From the records below, extract all the text exactly and leave the images behind.

--

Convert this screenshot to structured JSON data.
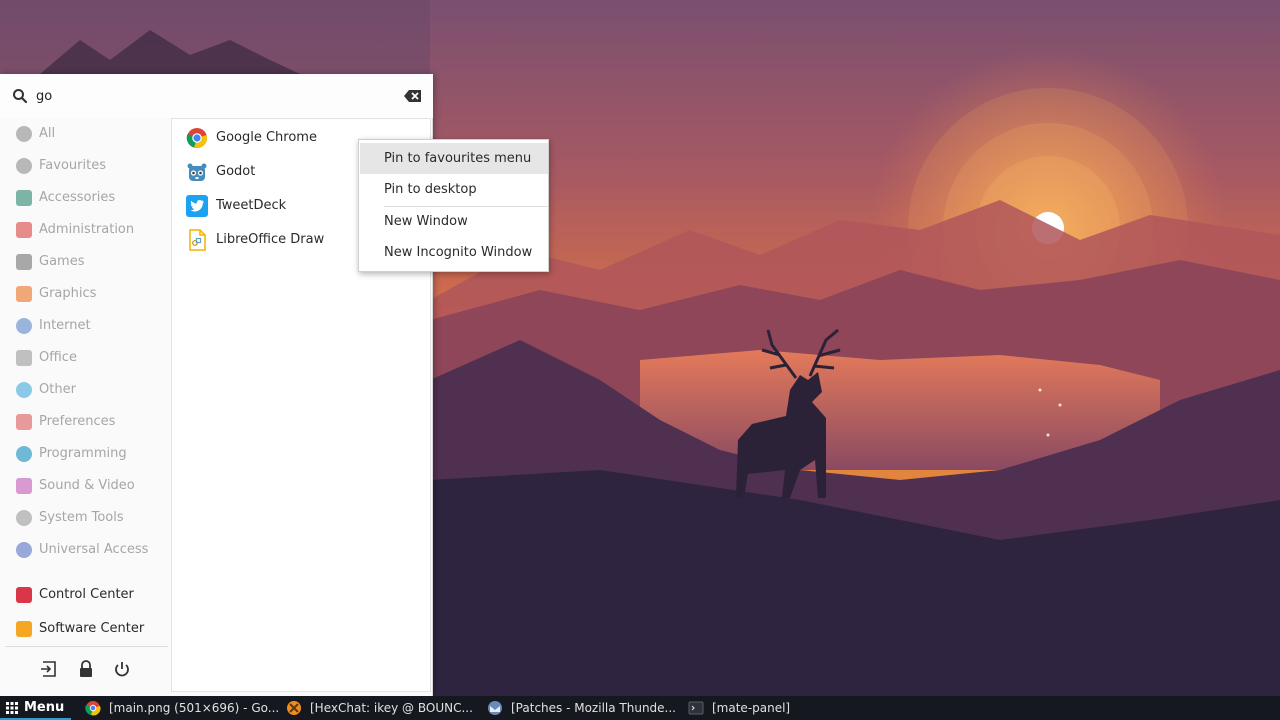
{
  "search": {
    "value": "go"
  },
  "categories": [
    {
      "label": "All",
      "icon": "star-icon",
      "color": "#b8b8b8"
    },
    {
      "label": "Favourites",
      "icon": "heart-icon",
      "color": "#b8b8b8"
    },
    {
      "label": "Accessories",
      "icon": "accessories-icon",
      "color": "#7cb4a8"
    },
    {
      "label": "Administration",
      "icon": "administration-icon",
      "color": "#e88b8b"
    },
    {
      "label": "Games",
      "icon": "gamepad-icon",
      "color": "#a8a8a8"
    },
    {
      "label": "Graphics",
      "icon": "graphics-icon",
      "color": "#f0a878"
    },
    {
      "label": "Internet",
      "icon": "globe-icon",
      "color": "#9ab4dc"
    },
    {
      "label": "Office",
      "icon": "document-icon",
      "color": "#c0c0c0"
    },
    {
      "label": "Other",
      "icon": "download-icon",
      "color": "#8cc8e8"
    },
    {
      "label": "Preferences",
      "icon": "preferences-icon",
      "color": "#e89a9a"
    },
    {
      "label": "Programming",
      "icon": "code-icon",
      "color": "#6fb8d8"
    },
    {
      "label": "Sound & Video",
      "icon": "media-icon",
      "color": "#d89ad0"
    },
    {
      "label": "System Tools",
      "icon": "gear-icon",
      "color": "#c0c0c0"
    },
    {
      "label": "Universal Access",
      "icon": "accessibility-icon",
      "color": "#98a8d8"
    }
  ],
  "system": [
    {
      "label": "Control Center",
      "icon": "control-center-icon",
      "color": "#d9364a"
    },
    {
      "label": "Software Center",
      "icon": "software-center-icon",
      "color": "#f5a623"
    }
  ],
  "actions": [
    "logout-icon",
    "lock-icon",
    "power-icon"
  ],
  "results": [
    {
      "label": "Google Chrome",
      "icon": "chrome-icon"
    },
    {
      "label": "Godot",
      "icon": "godot-icon"
    },
    {
      "label": "TweetDeck",
      "icon": "tweetdeck-icon"
    },
    {
      "label": "LibreOffice Draw",
      "icon": "libreoffice-draw-icon"
    }
  ],
  "context_menu": [
    {
      "label": "Pin to favourites menu",
      "highlighted": true
    },
    {
      "label": "Pin to desktop"
    },
    {
      "label": "New Window"
    },
    {
      "label": "New Incognito Window"
    }
  ],
  "taskbar": {
    "menu_label": "Menu",
    "accent": "#2f9fcf",
    "tasks": [
      {
        "label": "[main.png (501×696) - Go...",
        "icon": "chrome-icon"
      },
      {
        "label": "[HexChat: ikey @ BOUNC...",
        "icon": "hexchat-icon"
      },
      {
        "label": "[Patches - Mozilla Thunde...",
        "icon": "thunderbird-icon"
      },
      {
        "label": "[mate-panel]",
        "icon": "terminal-icon"
      }
    ]
  }
}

--

Response to the task:
Convert this screenshot to structured JSON data.
{
  "search": {
    "value": "go"
  },
  "categories": [
    {
      "label": "All",
      "icon": "star-icon",
      "color": "#b8b8b8"
    },
    {
      "label": "Favourites",
      "icon": "heart-icon",
      "color": "#b8b8b8"
    },
    {
      "label": "Accessories",
      "icon": "accessories-icon",
      "color": "#7cb4a8"
    },
    {
      "label": "Administration",
      "icon": "administration-icon",
      "color": "#e88b8b"
    },
    {
      "label": "Games",
      "icon": "gamepad-icon",
      "color": "#a8a8a8"
    },
    {
      "label": "Graphics",
      "icon": "graphics-icon",
      "color": "#f0a878"
    },
    {
      "label": "Internet",
      "icon": "globe-icon",
      "color": "#9ab4dc"
    },
    {
      "label": "Office",
      "icon": "document-icon",
      "color": "#c0c0c0"
    },
    {
      "label": "Other",
      "icon": "download-icon",
      "color": "#8cc8e8"
    },
    {
      "label": "Preferences",
      "icon": "preferences-icon",
      "color": "#e89a9a"
    },
    {
      "label": "Programming",
      "icon": "code-icon",
      "color": "#6fb8d8"
    },
    {
      "label": "Sound & Video",
      "icon": "media-icon",
      "color": "#d89ad0"
    },
    {
      "label": "System Tools",
      "icon": "gear-icon",
      "color": "#c0c0c0"
    },
    {
      "label": "Universal Access",
      "icon": "accessibility-icon",
      "color": "#98a8d8"
    }
  ],
  "system": [
    {
      "label": "Control Center",
      "icon": "control-center-icon",
      "color": "#d9364a"
    },
    {
      "label": "Software Center",
      "icon": "software-center-icon",
      "color": "#f5a623"
    }
  ],
  "actions": [
    "logout-icon",
    "lock-icon",
    "power-icon"
  ],
  "results": [
    {
      "label": "Google Chrome",
      "icon": "chrome-icon"
    },
    {
      "label": "Godot",
      "icon": "godot-icon"
    },
    {
      "label": "TweetDeck",
      "icon": "tweetdeck-icon"
    },
    {
      "label": "LibreOffice Draw",
      "icon": "libreoffice-draw-icon"
    }
  ],
  "context_menu": [
    {
      "label": "Pin to favourites menu",
      "highlighted": true
    },
    {
      "label": "Pin to desktop"
    },
    {
      "label": "New Window"
    },
    {
      "label": "New Incognito Window"
    }
  ],
  "taskbar": {
    "menu_label": "Menu",
    "accent": "#2f9fcf",
    "tasks": [
      {
        "label": "[main.png (501×696) - Go...",
        "icon": "chrome-icon"
      },
      {
        "label": "[HexChat: ikey @ BOUNC...",
        "icon": "hexchat-icon"
      },
      {
        "label": "[Patches - Mozilla Thunde...",
        "icon": "thunderbird-icon"
      },
      {
        "label": "[mate-panel]",
        "icon": "terminal-icon"
      }
    ]
  }
}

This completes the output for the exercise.